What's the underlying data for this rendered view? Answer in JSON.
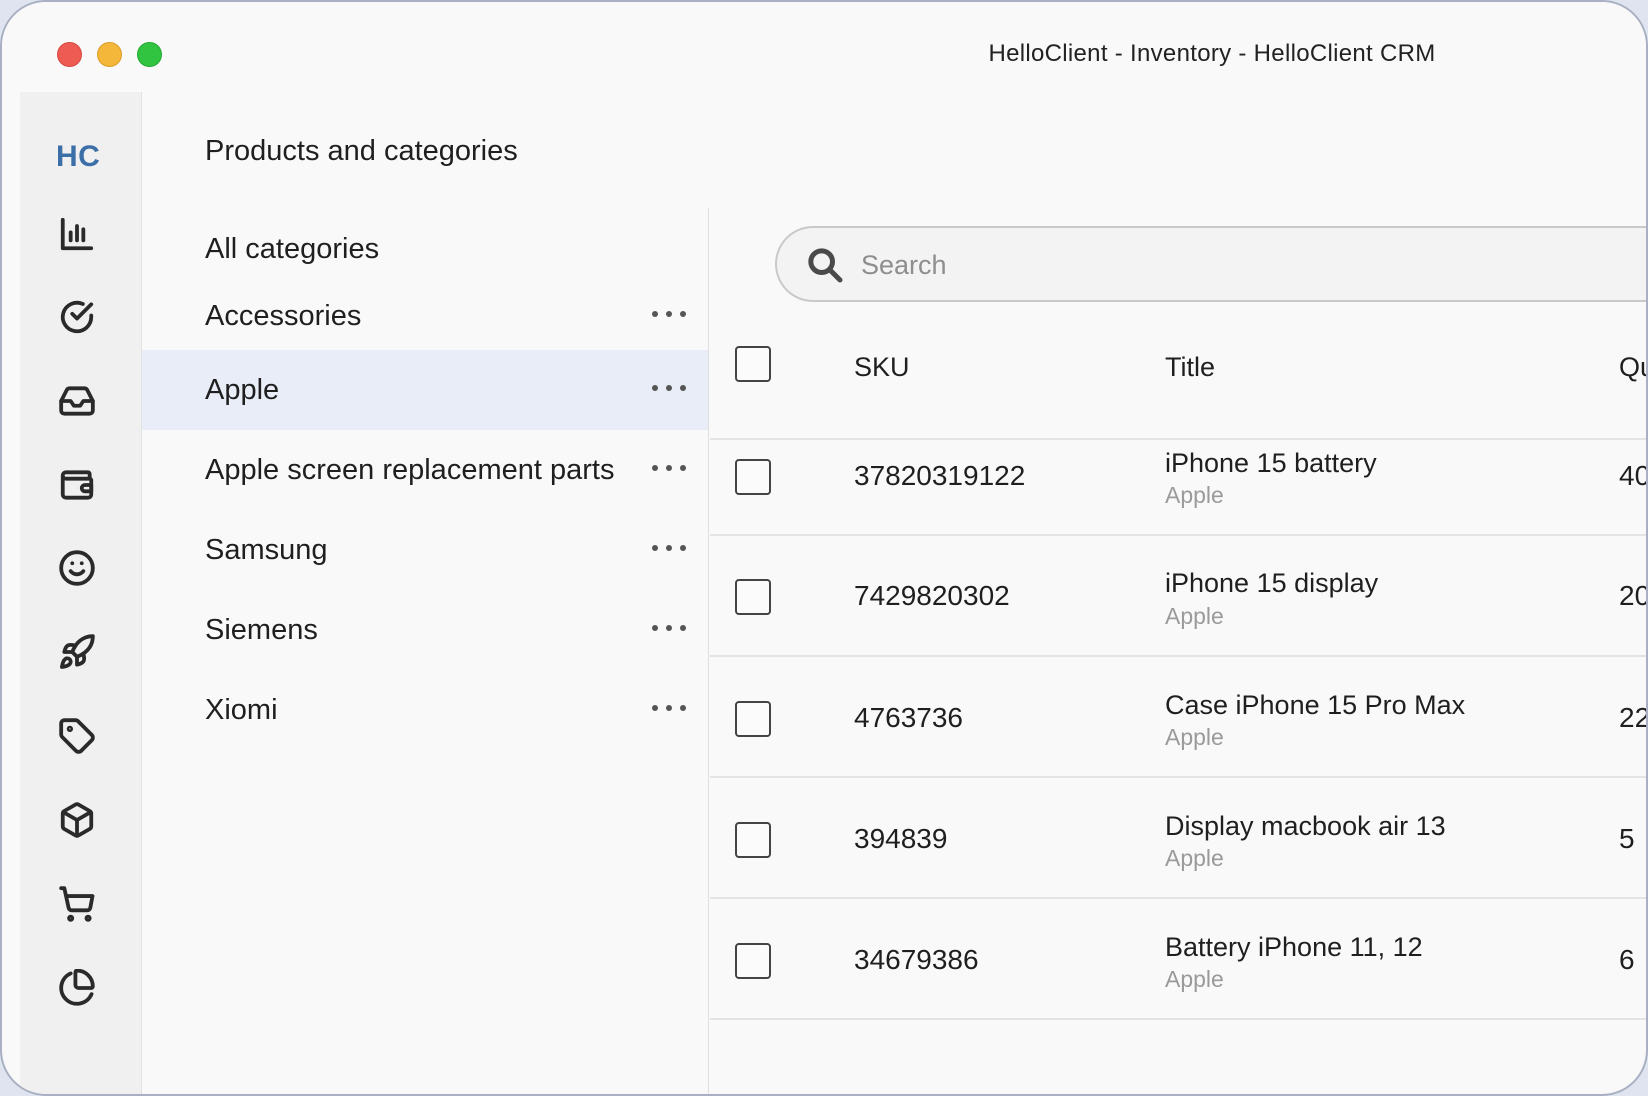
{
  "window": {
    "title": "HelloClient - Inventory - HelloClient CRM"
  },
  "rail": {
    "logo": "HC",
    "icons": [
      "bar-chart-icon",
      "check-circle-icon",
      "inbox-icon",
      "wallet-icon",
      "smiley-icon",
      "rocket-icon",
      "tag-icon",
      "box-icon",
      "cart-icon",
      "pie-chart-icon"
    ]
  },
  "page": {
    "title": "Products and categories"
  },
  "categories": {
    "all_label": "All categories",
    "items": [
      {
        "label": "Accessories"
      },
      {
        "label": "Apple",
        "selected": true
      },
      {
        "label": "Apple screen replacement parts"
      },
      {
        "label": "Samsung"
      },
      {
        "label": "Siemens"
      },
      {
        "label": "Xiomi"
      }
    ]
  },
  "search": {
    "placeholder": "Search",
    "value": ""
  },
  "table": {
    "columns": {
      "sku": "SKU",
      "title": "Title",
      "qty": "Qu"
    },
    "rows": [
      {
        "sku": "37820319122",
        "title": "iPhone 15 battery",
        "category": "Apple",
        "qty": "40"
      },
      {
        "sku": "7429820302",
        "title": "iPhone 15 display",
        "category": "Apple",
        "qty": "20"
      },
      {
        "sku": "4763736",
        "title": "Case iPhone 15 Pro Max",
        "category": "Apple",
        "qty": "22"
      },
      {
        "sku": "394839",
        "title": "Display macbook air 13",
        "category": "Apple",
        "qty": "5"
      },
      {
        "sku": "34679386",
        "title": "Battery iPhone 11, 12",
        "category": "Apple",
        "qty": "6"
      }
    ]
  },
  "colors": {
    "accent": "#3c6fa8",
    "selected_bg": "#e8edf7"
  }
}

** Goal **
From the entries above, list each line with "title" in it.

** Answer to this problem **
    "title": "HelloClient - Inventory - HelloClient CRM"
    "title": "Products and categories"
      "title": "Title",
        "title": "iPhone 15 battery",
        "title": "iPhone 15 display",
        "title": "Case iPhone 15 Pro Max",
        "title": "Display macbook air 13",
        "title": "Battery iPhone 11, 12",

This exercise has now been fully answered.